Task statement →
Find the string "посредством" in the entries and copy each line that has it.

>> START Data for this exercise

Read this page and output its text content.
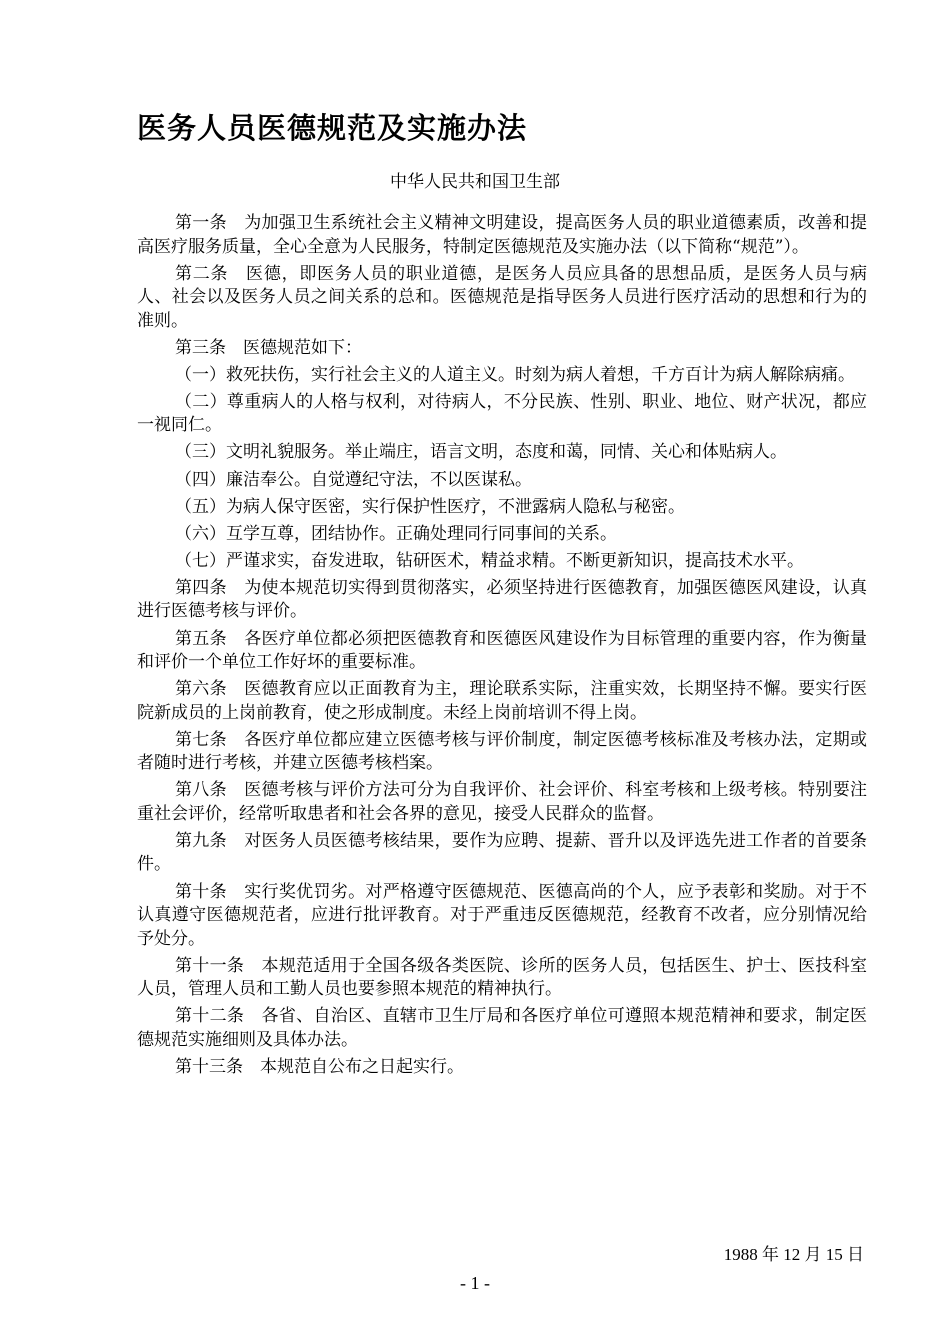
医务人员医德规范及实施办法
中华人民共和国卫生部

第一条　为加强卫生系统社会主义精神文明建设，提高医务人员的职业道德素质，改善和提高医疗服务质量，全心全意为人民服务，特制定医德规范及实施办法（以下简称“规范”）。

第二条　医德，即医务人员的职业道德，是医务人员应具备的思想品质，是医务人员与病人、社会以及医务人员之间关系的总和。医德规范是指导医务人员进行医疗活动的思想和行为的准则。

第三条　医德规范如下：

（一）救死扶伤，实行社会主义的人道主义。时刻为病人着想，千方百计为病人解除病痛。

（二）尊重病人的人格与权利，对待病人，不分民族、性别、职业、地位、财产状况，都应一视同仁。

（三）文明礼貌服务。举止端庄，语言文明，态度和蔼，同情、关心和体贴病人。

（四）廉洁奉公。自觉遵纪守法，不以医谋私。

（五）为病人保守医密，实行保护性医疗，不泄露病人隐私与秘密。

（六）互学互尊，团结协作。正确处理同行同事间的关系。

（七）严谨求实，奋发进取，钻研医术，精益求精。不断更新知识，提高技术水平。

第四条　为使本规范切实得到贯彻落实，必须坚持进行医德教育，加强医德医风建设，认真进行医德考核与评价。

第五条　各医疗单位都必须把医德教育和医德医风建设作为目标管理的重要内容，作为衡量和评价一个单位工作好坏的重要标准。

第六条　医德教育应以正面教育为主，理论联系实际，注重实效，长期坚持不懈。要实行医院新成员的上岗前教育，使之形成制度。未经上岗前培训不得上岗。

第七条　各医疗单位都应建立医德考核与评价制度，制定医德考核标准及考核办法，定期或者随时进行考核，并建立医德考核档案。

第八条　医德考核与评价方法可分为自我评价、社会评价、科室考核和上级考核。特别要注重社会评价，经常听取患者和社会各界的意见，接受人民群众的监督。

第九条　对医务人员医德考核结果，要作为应聘、提薪、晋升以及评选先进工作者的首要条件。

第十条　实行奖优罚劣。对严格遵守医德规范、医德高尚的个人，应予表彰和奖励。对于不认真遵守医德规范者，应进行批评教育。对于严重违反医德规范，经教育不改者，应分别情况给予处分。

第十一条　本规范适用于全国各级各类医院、诊所的医务人员，包括医生、护士、医技科室人员，管理人员和工勤人员也要参照本规范的精神执行。

第十二条　各省、自治区、直辖市卫生厅局和各医疗单位可遵照本规范精神和要求，制定医德规范实施细则及具体办法。

第十三条　本规范自公布之日起实行。

1988 年 12 月 15 日
- 1 -
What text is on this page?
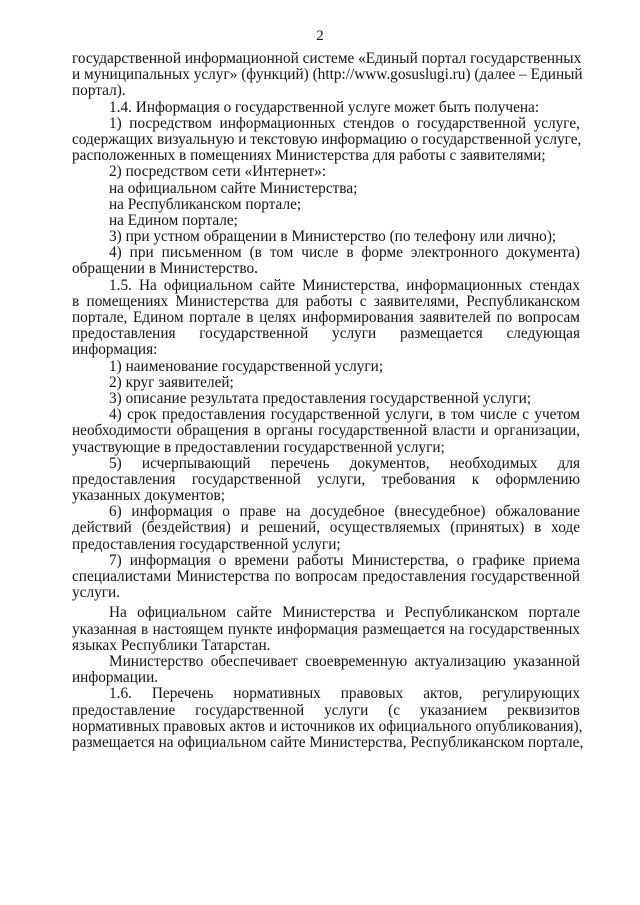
2
государственной информационной системе «Единый портал государственных
и муниципальных услуг» (функций) (http://www.gosuslugi.ru) (далее – Единый
портал).
1.4. Информация о государственной услуге может быть получена:
1) посредством информационных стендов о государственной услуге,
содержащих визуальную и текстовую информацию о государственной услуге,
расположенных в помещениях Министерства для работы с заявителями;
2) посредством сети «Интернет»:
на официальном сайте Министерства;
на Республиканском портале;
на Едином портале;
3) при устном обращении в Министерство (по телефону или лично);
4) при письменном (в том числе в форме электронного документа)
обращении в Министерство.
1.5. На официальном сайте Министерства, информационных стендах
в помещениях Министерства для работы с заявителями, Республиканском
портале, Едином портале в целях информирования заявителей по вопросам
предоставления государственной услуги размещается следующая
информация:
1) наименование государственной услуги;
2) круг заявителей;
3) описание результата предоставления государственной услуги;
4) срок предоставления государственной услуги, в том числе с учетом
необходимости обращения в органы государственной власти и организации,
участвующие в предоставлении государственной услуги;
5) исчерпывающий перечень документов, необходимых для
предоставления государственной услуги, требования к оформлению
указанных документов;
6) информация о праве на досудебное (внесудебное) обжалование
действий (бездействия) и решений, осуществляемых (принятых) в ходе
предоставления государственной услуги;
7) информация о времени работы Министерства, о графике приема
специалистами Министерства по вопросам предоставления государственной
услуги.
На официальном сайте Министерства и Республиканском портале
указанная в настоящем пункте информация размещается на государственных
языках Республики Татарстан.
Министерство обеспечивает своевременную актуализацию указанной
информации.
1.6. Перечень нормативных правовых актов, регулирующих
предоставление государственной услуги (с указанием реквизитов
нормативных правовых актов и источников их официального опубликования),
размещается на официальном сайте Министерства, Республиканском портале,
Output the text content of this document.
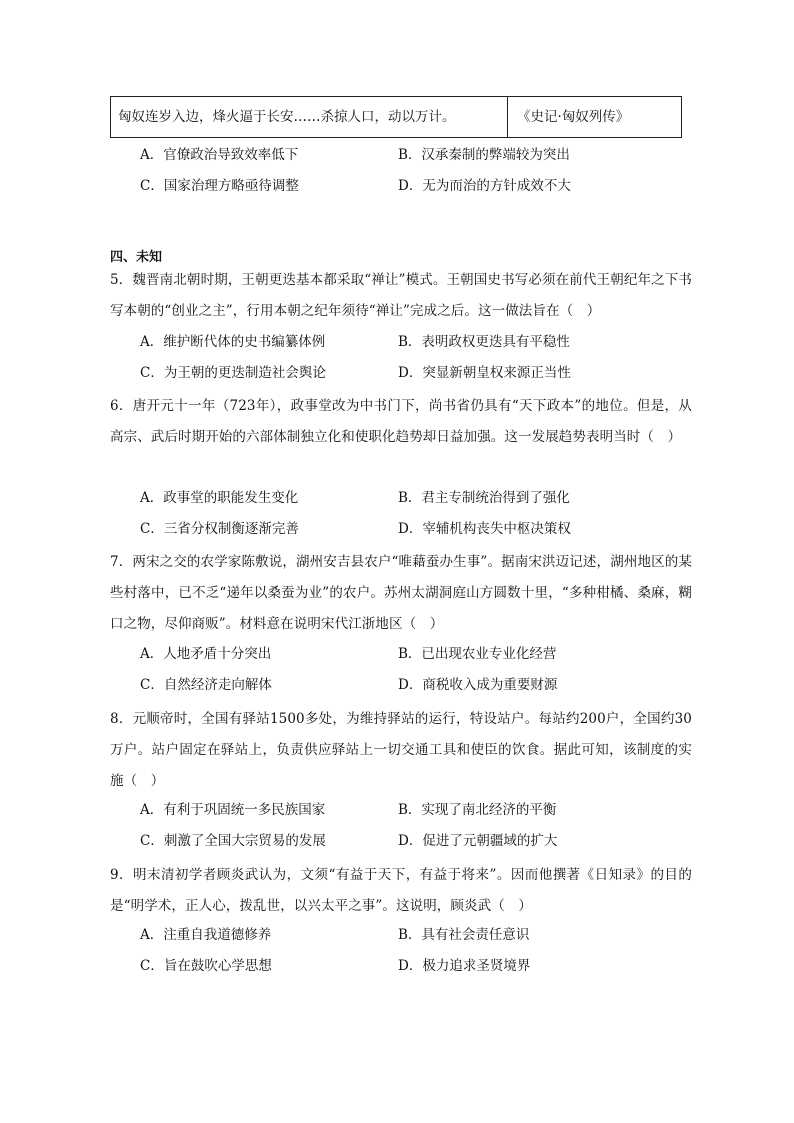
匈奴连岁入边，烽火逼于长安……杀掠人口，动以万计。	《史记·匈奴列传》
A．官僚政治导致效率低下	B．汉承秦制的弊端较为突出
C．国家治理方略亟待调整	D．无为而治的方针成效不大
四、未知
5．魏晋南北朝时期，王朝更迭基本都采取“禅让”模式。王朝国史书写必须在前代王朝纪年之下书写本朝的“创业之主”，行用本朝之纪年须待“禅让”完成之后。这一做法旨在（　）
A．维护断代体的史书编纂体例	B．表明政权更迭具有平稳性
C．为王朝的更迭制造社会舆论	D．突显新朝皇权来源正当性
6．唐开元十一年（723年），政事堂改为中书门下，尚书省仍具有“天下政本”的地位。但是，从高宗、武后时期开始的六部体制独立化和使职化趋势却日益加强。这一发展趋势表明当时（　）
A．政事堂的职能发生变化	B．君主专制统治得到了强化
C．三省分权制衡逐渐完善	D．宰辅机构丧失中枢决策权
7．两宋之交的农学家陈敷说，湖州安吉县农户“唯藉蚕办生事”。据南宋洪迈记述，湖州地区的某些村落中，已不乏“递年以桑蚕为业”的农户。苏州太湖洞庭山方圆数十里，“多种柑橘、桑麻，糊口之物，尽仰商贩”。材料意在说明宋代江浙地区（　）
A．人地矛盾十分突出	B．已出现农业专业化经营
C．自然经济走向解体	D．商税收入成为重要财源
8．元顺帝时，全国有驿站1500多处，为维持驿站的运行，特设站户。每站约200户，全国约30万户。站户固定在驿站上，负责供应驿站上一切交通工具和使臣的饮食。据此可知，该制度的实施（　）
A．有利于巩固统一多民族国家	B．实现了南北经济的平衡
C．刺激了全国大宗贸易的发展	D．促进了元朝疆域的扩大
9．明末清初学者顾炎武认为，文须“有益于天下，有益于将来”。因而他撰著《日知录》的目的是“明学术，正人心，拨乱世，以兴太平之事”。这说明，顾炎武（　）
A．注重自我道德修养	B．具有社会责任意识
C．旨在鼓吹心学思想	D．极力追求圣贤境界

>> END Data for this exercise

Answer in full →
1) посредством информационных стендов о государственной услуге,
2) посредством сети «Интернет»:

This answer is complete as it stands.